— start Record extracts —

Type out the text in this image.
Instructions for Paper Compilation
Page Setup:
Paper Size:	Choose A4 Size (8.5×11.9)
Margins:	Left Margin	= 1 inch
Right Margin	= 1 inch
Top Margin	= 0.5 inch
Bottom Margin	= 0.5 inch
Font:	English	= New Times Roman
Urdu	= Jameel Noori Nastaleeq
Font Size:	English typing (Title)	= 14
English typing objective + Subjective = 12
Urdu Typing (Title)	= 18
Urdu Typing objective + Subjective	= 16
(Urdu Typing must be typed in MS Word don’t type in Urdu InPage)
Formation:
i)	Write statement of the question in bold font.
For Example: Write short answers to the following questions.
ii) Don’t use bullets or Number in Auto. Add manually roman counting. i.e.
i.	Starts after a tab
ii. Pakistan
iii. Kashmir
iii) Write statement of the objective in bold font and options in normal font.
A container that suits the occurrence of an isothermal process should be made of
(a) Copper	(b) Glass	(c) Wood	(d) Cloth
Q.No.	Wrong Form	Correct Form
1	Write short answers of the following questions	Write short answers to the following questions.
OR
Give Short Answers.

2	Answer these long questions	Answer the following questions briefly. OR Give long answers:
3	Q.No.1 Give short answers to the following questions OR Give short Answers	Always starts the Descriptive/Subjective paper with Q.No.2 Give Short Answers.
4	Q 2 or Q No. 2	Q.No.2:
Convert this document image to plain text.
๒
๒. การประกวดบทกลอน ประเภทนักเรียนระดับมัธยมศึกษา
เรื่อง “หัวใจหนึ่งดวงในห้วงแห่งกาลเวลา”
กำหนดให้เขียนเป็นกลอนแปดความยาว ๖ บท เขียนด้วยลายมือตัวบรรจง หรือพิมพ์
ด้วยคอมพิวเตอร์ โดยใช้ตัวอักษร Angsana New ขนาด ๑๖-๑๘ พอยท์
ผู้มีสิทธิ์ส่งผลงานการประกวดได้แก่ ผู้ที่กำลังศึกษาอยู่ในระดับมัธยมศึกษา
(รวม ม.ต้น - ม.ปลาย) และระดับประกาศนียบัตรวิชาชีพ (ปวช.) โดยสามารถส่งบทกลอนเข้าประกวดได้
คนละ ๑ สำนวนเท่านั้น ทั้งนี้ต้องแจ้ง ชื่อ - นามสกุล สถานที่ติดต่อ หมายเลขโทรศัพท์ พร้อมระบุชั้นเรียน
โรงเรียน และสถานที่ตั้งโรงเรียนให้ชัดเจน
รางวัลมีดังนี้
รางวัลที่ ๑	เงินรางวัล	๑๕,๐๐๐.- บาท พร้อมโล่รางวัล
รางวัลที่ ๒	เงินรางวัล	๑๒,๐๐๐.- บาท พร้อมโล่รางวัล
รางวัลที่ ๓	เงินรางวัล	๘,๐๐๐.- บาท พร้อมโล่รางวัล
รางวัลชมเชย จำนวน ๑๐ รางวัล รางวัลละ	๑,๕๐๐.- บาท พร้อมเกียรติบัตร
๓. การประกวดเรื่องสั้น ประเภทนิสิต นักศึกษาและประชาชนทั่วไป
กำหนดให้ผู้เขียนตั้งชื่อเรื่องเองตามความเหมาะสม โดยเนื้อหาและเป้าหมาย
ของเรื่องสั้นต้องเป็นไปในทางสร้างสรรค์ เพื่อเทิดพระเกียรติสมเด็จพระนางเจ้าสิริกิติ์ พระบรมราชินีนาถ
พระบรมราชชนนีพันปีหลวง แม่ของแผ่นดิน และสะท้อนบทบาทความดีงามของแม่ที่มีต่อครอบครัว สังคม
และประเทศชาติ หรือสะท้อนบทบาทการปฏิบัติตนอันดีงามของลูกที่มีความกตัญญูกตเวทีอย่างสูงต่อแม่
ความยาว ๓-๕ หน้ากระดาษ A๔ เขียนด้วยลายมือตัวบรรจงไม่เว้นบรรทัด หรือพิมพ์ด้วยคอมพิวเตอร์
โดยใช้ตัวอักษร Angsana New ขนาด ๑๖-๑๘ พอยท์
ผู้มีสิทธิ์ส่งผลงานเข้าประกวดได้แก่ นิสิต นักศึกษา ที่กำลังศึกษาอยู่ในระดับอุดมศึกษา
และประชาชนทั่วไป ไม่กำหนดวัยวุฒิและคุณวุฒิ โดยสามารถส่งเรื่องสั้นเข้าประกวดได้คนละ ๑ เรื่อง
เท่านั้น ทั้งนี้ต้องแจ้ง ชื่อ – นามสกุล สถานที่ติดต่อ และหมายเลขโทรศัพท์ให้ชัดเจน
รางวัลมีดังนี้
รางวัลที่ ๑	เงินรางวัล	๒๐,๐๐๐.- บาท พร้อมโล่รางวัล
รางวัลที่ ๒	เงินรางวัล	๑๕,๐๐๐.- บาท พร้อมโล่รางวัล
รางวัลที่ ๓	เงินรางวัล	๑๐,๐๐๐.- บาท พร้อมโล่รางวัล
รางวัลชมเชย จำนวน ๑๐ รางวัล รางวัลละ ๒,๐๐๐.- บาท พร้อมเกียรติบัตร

— end Record extracts —

What do the records say? Quote them all exactly.

» **Written solution**:
Type out the text in this image.
Instructions for Paper Compilation
Page Setup:
Paper Size:	Choose A4 Size (8.5×11.9)
Margins:	Left Margin	= 1 inch
Right Margin	= 1 inch
Top Margin	= 0.5 inch
Bottom Margin	= 0.5 inch
Font:	English	= New Times Roman
Urdu	= Jameel Noori Nastaleeq
Font Size:	English typing (Title)	= 14
English typing objective + Subjective = 12
Urdu Typing (Title)	= 18
Urdu Typing objective + Subjective	= 16
(Urdu Typing must be typed in MS Word don’t type in Urdu InPage)
Formation:
i)	Write statement of the question in bold font.
For Example: Write short answers to the following questions.
ii) Don’t use bullets or Number in Auto. Add manually roman counting. i.e.
i.	Starts after a tab
ii. Pakistan
iii. Kashmir
iii) Write statement of the objective in bold font and options in normal font.
A container that suits the occurrence of an isothermal process should be made of
(a) Copper	(b) Glass	(c) Wood	(d) Cloth
Q.No.	Wrong Form	Correct Form
1	Write short answers of the following questions	Write short answers to the following questions.
OR
Give Short Answers.

2	Answer these long questions	Answer the following questions briefly. OR Give long answers:
3	Q.No.1 Give short answers to the following questions OR Give short Answers	Always starts the Descriptive/Subjective paper with Q.No.2 Give Short Answers.
4	Q 2 or Q No. 2	Q.No.2:
Convert this document image to plain text.
๒
๒. การประกวดบทกลอน ประเภทนักเรียนระดับมัธยมศึกษา
เรื่อง “หัวใจหนึ่งดวงในห้วงแห่งกาลเวลา”
กำหนดให้เขียนเป็นกลอนแปดความยาว ๖ บท เขียนด้วยลายมือตัวบรรจง หรือพิมพ์
ด้วยคอมพิวเตอร์ โดยใช้ตัวอักษร Angsana New ขนาด ๑๖-๑๘ พอยท์
ผู้มีสิทธิ์ส่งผลงานการประกวดได้แก่ ผู้ที่กำลังศึกษาอยู่ในระดับมัธยมศึกษา
(รวม ม.ต้น - ม.ปลาย) และระดับประกาศนียบัตรวิชาชีพ (ปวช.) โดยสามารถส่งบทกลอนเข้าประกวดได้
คนละ ๑ สำนวนเท่านั้น ทั้งนี้ต้องแจ้ง ชื่อ - นามสกุล สถานที่ติดต่อ หมายเลขโทรศัพท์ พร้อมระบุชั้นเรียน
โรงเรียน และสถานที่ตั้งโรงเรียนให้ชัดเจน
รางวัลมีดังนี้
รางวัลที่ ๑	เงินรางวัล	๑๕,๐๐๐.- บาท พร้อมโล่รางวัล
รางวัลที่ ๒	เงินรางวัล	๑๒,๐๐๐.- บาท พร้อมโล่รางวัล
รางวัลที่ ๓	เงินรางวัล	๘,๐๐๐.- บาท พร้อมโล่รางวัล
รางวัลชมเชย จำนวน ๑๐ รางวัล รางวัลละ	๑,๕๐๐.- บาท พร้อมเกียรติบัตร
๓. การประกวดเรื่องสั้น ประเภทนิสิต นักศึกษาและประชาชนทั่วไป
กำหนดให้ผู้เขียนตั้งชื่อเรื่องเองตามความเหมาะสม โดยเนื้อหาและเป้าหมาย
ของเรื่องสั้นต้องเป็นไปในทางสร้างสรรค์ เพื่อเทิดพระเกียรติสมเด็จพระนางเจ้าสิริกิติ์ พระบรมราชินีนาถ
พระบรมราชชนนีพันปีหลวง แม่ของแผ่นดิน และสะท้อนบทบาทความดีงามของแม่ที่มีต่อครอบครัว สังคม
และประเทศชาติ หรือสะท้อนบทบาทการปฏิบัติตนอันดีงามของลูกที่มีความกตัญญูกตเวทีอย่างสูงต่อแม่
ความยาว ๓-๕ หน้ากระดาษ A๔ เขียนด้วยลายมือตัวบรรจงไม่เว้นบรรทัด หรือพิมพ์ด้วยคอมพิวเตอร์
โดยใช้ตัวอักษร Angsana New ขนาด ๑๖-๑๘ พอยท์
ผู้มีสิทธิ์ส่งผลงานเข้าประกวดได้แก่ นิสิต นักศึกษา ที่กำลังศึกษาอยู่ในระดับอุดมศึกษา
และประชาชนทั่วไป ไม่กำหนดวัยวุฒิและคุณวุฒิ โดยสามารถส่งเรื่องสั้นเข้าประกวดได้คนละ ๑ เรื่อง
เท่านั้น ทั้งนี้ต้องแจ้ง ชื่อ – นามสกุล สถานที่ติดต่อ และหมายเลขโทรศัพท์ให้ชัดเจน
รางวัลมีดังนี้
รางวัลที่ ๑	เงินรางวัล	๒๐,๐๐๐.- บาท พร้อมโล่รางวัล
รางวัลที่ ๒	เงินรางวัล	๑๕,๐๐๐.- บาท พร้อมโล่รางวัล
รางวัลที่ ๓	เงินรางวัล	๑๐,๐๐๐.- บาท พร้อมโล่รางวัล
รางวัลชมเชย จำนวน ๑๐ รางวัล รางวัลละ ๒,๐๐๐.- บาท พร้อมเกียรติบัตร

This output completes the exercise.